Exercise description = Extract and list every line that contains the word "Statistical".

Data for processing =
-.-.-

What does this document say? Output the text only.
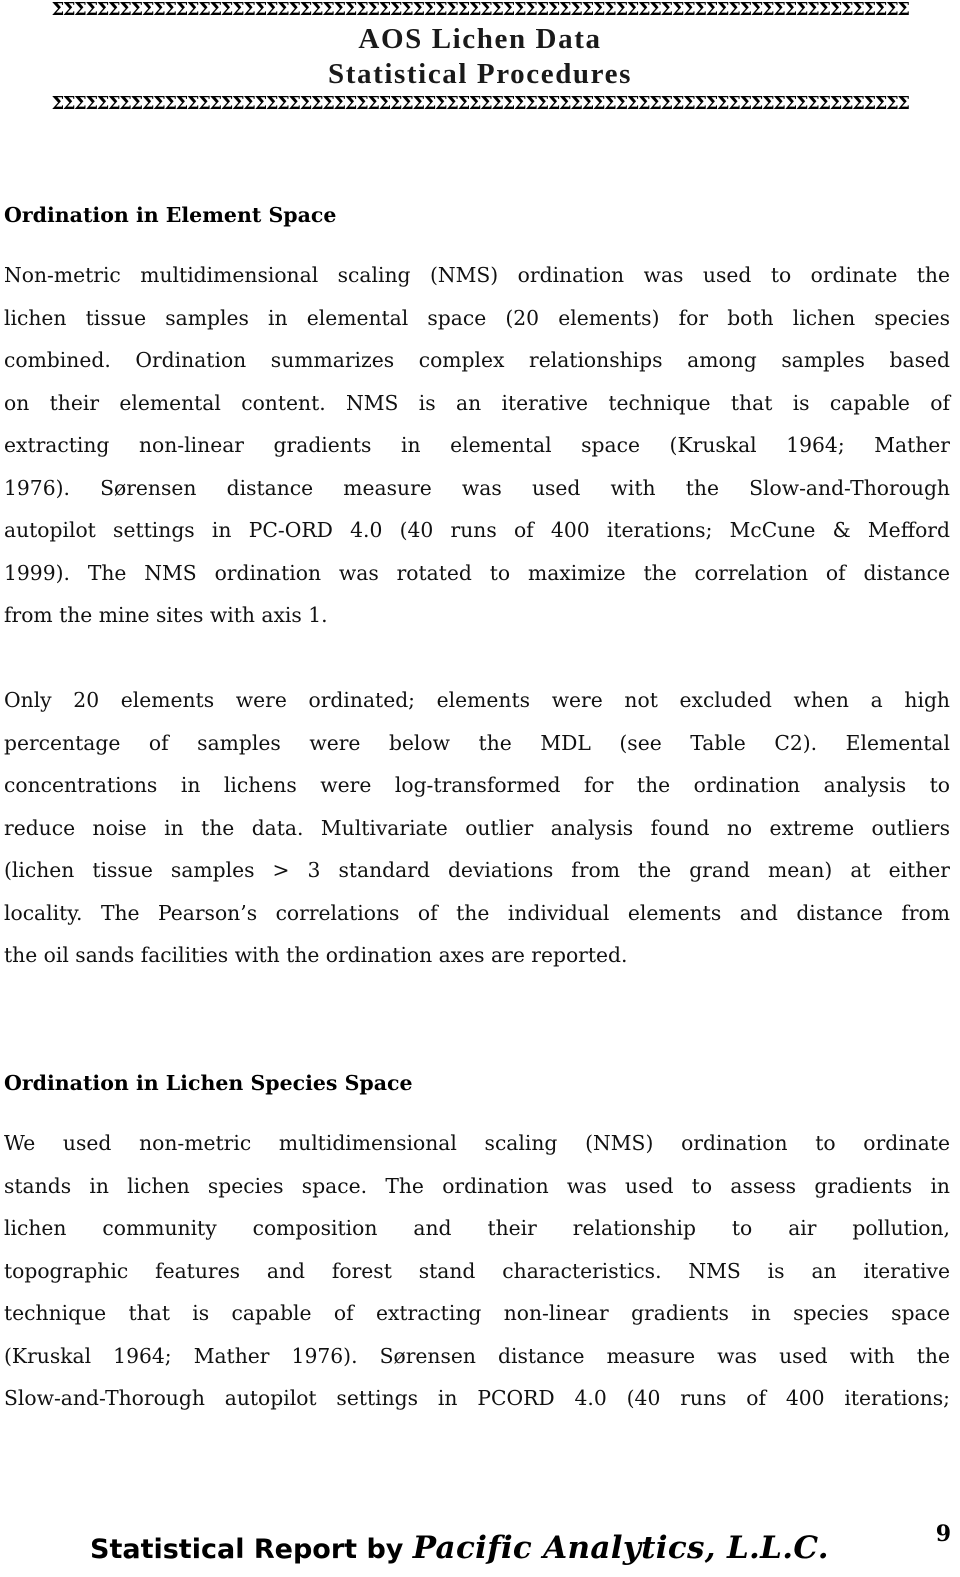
ΣΣΣΣΣΣΣΣΣΣΣΣΣΣΣΣΣΣΣΣΣΣΣΣΣΣΣΣΣΣΣΣΣΣΣΣΣΣΣΣΣΣΣΣΣΣΣΣΣΣΣΣΣΣΣΣΣΣΣΣΣΣΣΣΣΣΣΣΣΣΣΣΣΣΣΣ
AOS Lichen Data
Statistical Procedures
ΣΣΣΣΣΣΣΣΣΣΣΣΣΣΣΣΣΣΣΣΣΣΣΣΣΣΣΣΣΣΣΣΣΣΣΣΣΣΣΣΣΣΣΣΣΣΣΣΣΣΣΣΣΣΣΣΣΣΣΣΣΣΣΣΣΣΣΣΣΣΣΣΣΣΣΣ
Ordination in Element Space
Non-metric multidimensional scaling (NMS) ordination was used to ordinate the
lichen tissue samples in elemental space (20 elements) for both lichen species
combined. Ordination summarizes complex relationships among samples based
on their elemental content. NMS is an iterative technique that is capable of
extracting non-linear gradients in elemental space (Kruskal 1964; Mather
1976). Sørensen distance measure was used with the Slow-and-Thorough
autopilot settings in PC-ORD 4.0 (40 runs of 400 iterations; McCune & Mefford
1999). The NMS ordination was rotated to maximize the correlation of distance
from the mine sites with axis 1.
Only 20 elements were ordinated; elements were not excluded when a high
percentage of samples were below the MDL (see Table C2). Elemental
concentrations in lichens were log-transformed for the ordination analysis to
reduce noise in the data. Multivariate outlier analysis found no extreme outliers
(lichen tissue samples > 3 standard deviations from the grand mean) at either
locality. The Pearson’s correlations of the individual elements and distance from
the oil sands facilities with the ordination axes are reported.
Ordination in Lichen Species Space
We used non-metric multidimensional scaling (NMS) ordination to ordinate
stands in lichen species space. The ordination was used to assess gradients in
lichen community composition and their relationship to air pollution,
topographic features and forest stand characteristics. NMS is an iterative
technique that is capable of extracting non-linear gradients in species space
(Kruskal 1964; Mather 1976). Sørensen distance measure was used with the
Slow-and-Thorough autopilot settings in PCORD 4.0 (40 runs of 400 iterations;
Statistical Report by Pacific Analytics, L.L.C.	9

-.-.-

Worked answer =
Statistical Procedures
Statistical Report by Pacific Analytics, L.L.C.	9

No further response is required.